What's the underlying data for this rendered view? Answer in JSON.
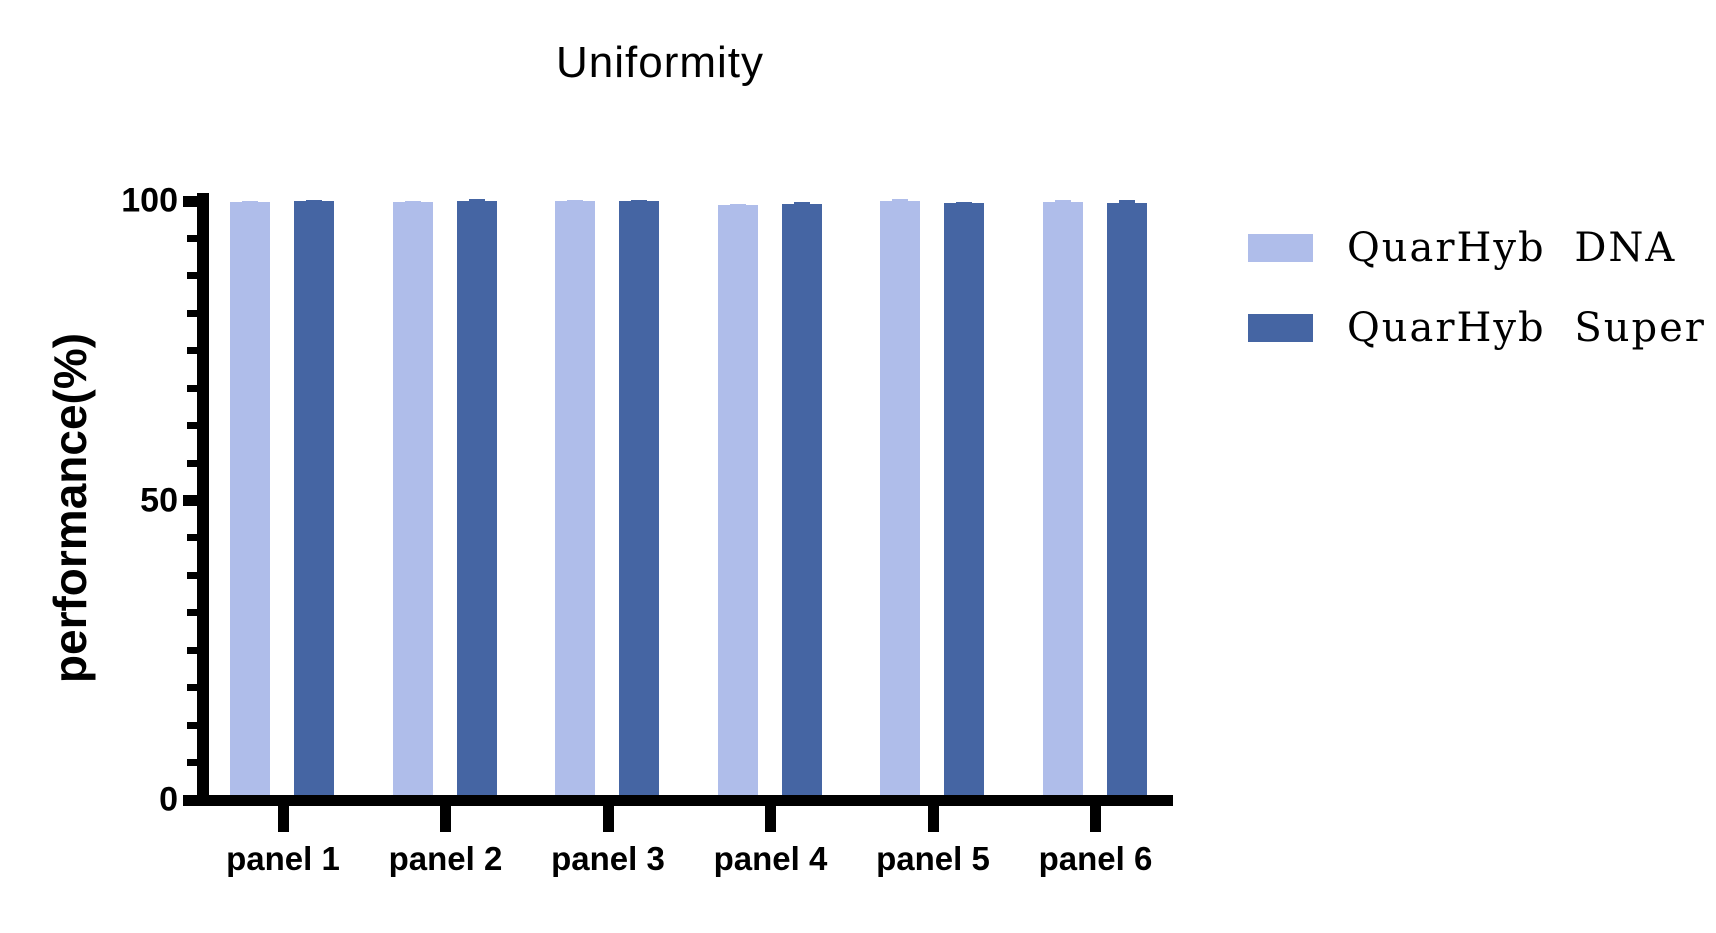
{
  "chart_data": {
    "type": "bar",
    "title": "Uniformity",
    "ylabel": "performance(%)",
    "xlabel": "",
    "ylim": [
      0,
      100
    ],
    "yticks": [
      0,
      50,
      100
    ],
    "minor_tick_step": 6.25,
    "grid": false,
    "legend_position": "right",
    "categories": [
      "panel 1",
      "panel 2",
      "panel 3",
      "panel 4",
      "panel 5",
      "panel 6"
    ],
    "series": [
      {
        "name": "QuarHyb DNA",
        "color": "#AFBDEA",
        "values": [
          99.9,
          99.9,
          100,
          99.3,
          100,
          99.9
        ],
        "errors": [
          0.1,
          0.1,
          0.1,
          0.2,
          0.3,
          0.2
        ]
      },
      {
        "name": "QuarHyb Super",
        "color": "#4565A3",
        "values": [
          100,
          100,
          100,
          99.5,
          99.7,
          99.6
        ],
        "errors": [
          0.1,
          0.4,
          0.1,
          0.3,
          0.2,
          0.6
        ]
      }
    ],
    "axis_color": "#000000",
    "background_color": "#ffffff"
  }
}
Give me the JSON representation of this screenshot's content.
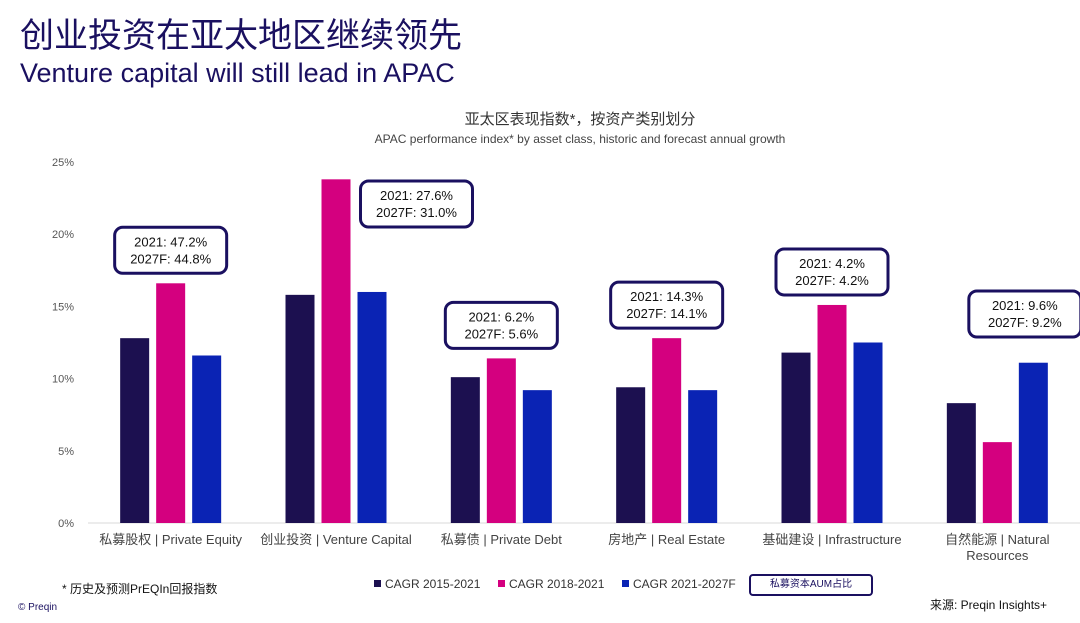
{
  "header": {
    "title_zh": "创业投资在亚太地区继续领先",
    "title_en": "Venture capital will still lead in APAC"
  },
  "chart_data": {
    "type": "bar",
    "title": "亚太区表现指数*，按资产类别划分",
    "subtitle": "APAC performance index* by asset class, historic and forecast annual growth",
    "categories": [
      "私募股权 | Private Equity",
      "创业投资 | Venture Capital",
      "私募债 | Private Debt",
      "房地产 | Real Estate",
      "基础建设 | Infrastructure",
      "自然能源 | Natural Resources"
    ],
    "category_lines": [
      [
        "私募股权 | Private Equity"
      ],
      [
        "创业投资 | Venture Capital"
      ],
      [
        "私募债 | Private Debt"
      ],
      [
        "房地产 | Real Estate"
      ],
      [
        "基础建设 | Infrastructure"
      ],
      [
        "自然能源 | Natural",
        "Resources"
      ]
    ],
    "series": [
      {
        "name": "CAGR 2015-2021",
        "color": "#1c1050",
        "values": [
          12.8,
          15.8,
          10.1,
          9.4,
          11.8,
          8.3
        ]
      },
      {
        "name": "CAGR 2018-2021",
        "color": "#d4007f",
        "values": [
          16.6,
          23.8,
          11.4,
          12.8,
          15.1,
          5.6
        ]
      },
      {
        "name": "CAGR 2021-2027F",
        "color": "#0a23b4",
        "values": [
          11.6,
          16.0,
          9.2,
          9.2,
          12.5,
          11.1
        ]
      }
    ],
    "ylim": [
      0,
      25
    ],
    "yticks": [
      "0%",
      "5%",
      "10%",
      "15%",
      "20%",
      "25%"
    ],
    "ytick_values": [
      0,
      5,
      10,
      15,
      20,
      25
    ],
    "grid": false,
    "legend_position": "bottom",
    "annotations": [
      {
        "category": 0,
        "line1": "2021: 47.2%",
        "line2": "2027F: 44.8%"
      },
      {
        "category": 1,
        "line1": "2021: 27.6%",
        "line2": "2027F: 31.0%"
      },
      {
        "category": 2,
        "line1": "2021: 6.2%",
        "line2": "2027F: 5.6%"
      },
      {
        "category": 3,
        "line1": "2021: 14.3%",
        "line2": "2027F: 14.1%"
      },
      {
        "category": 4,
        "line1": "2021: 4.2%",
        "line2": "2027F: 4.2%"
      },
      {
        "category": 5,
        "line1": "2021: 9.6%",
        "line2": "2027F: 9.2%"
      }
    ],
    "annotation_legend": "私募资本AUM占比",
    "annotation_border_color": "#1a1060"
  },
  "footer": {
    "footnote": "* 历史及预测PrEQIn回报指数",
    "copyright": "© Preqin",
    "source": "来源: Preqin Insights+"
  }
}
+ + + +
■ **Exercise task**:
Point out every line holding the string "performance" and copy it.

■ **Reply**:
    "ylabel": "performance(%)",
    "subtitle": "APAC performance index* by asset class, historic and forecast annual growth",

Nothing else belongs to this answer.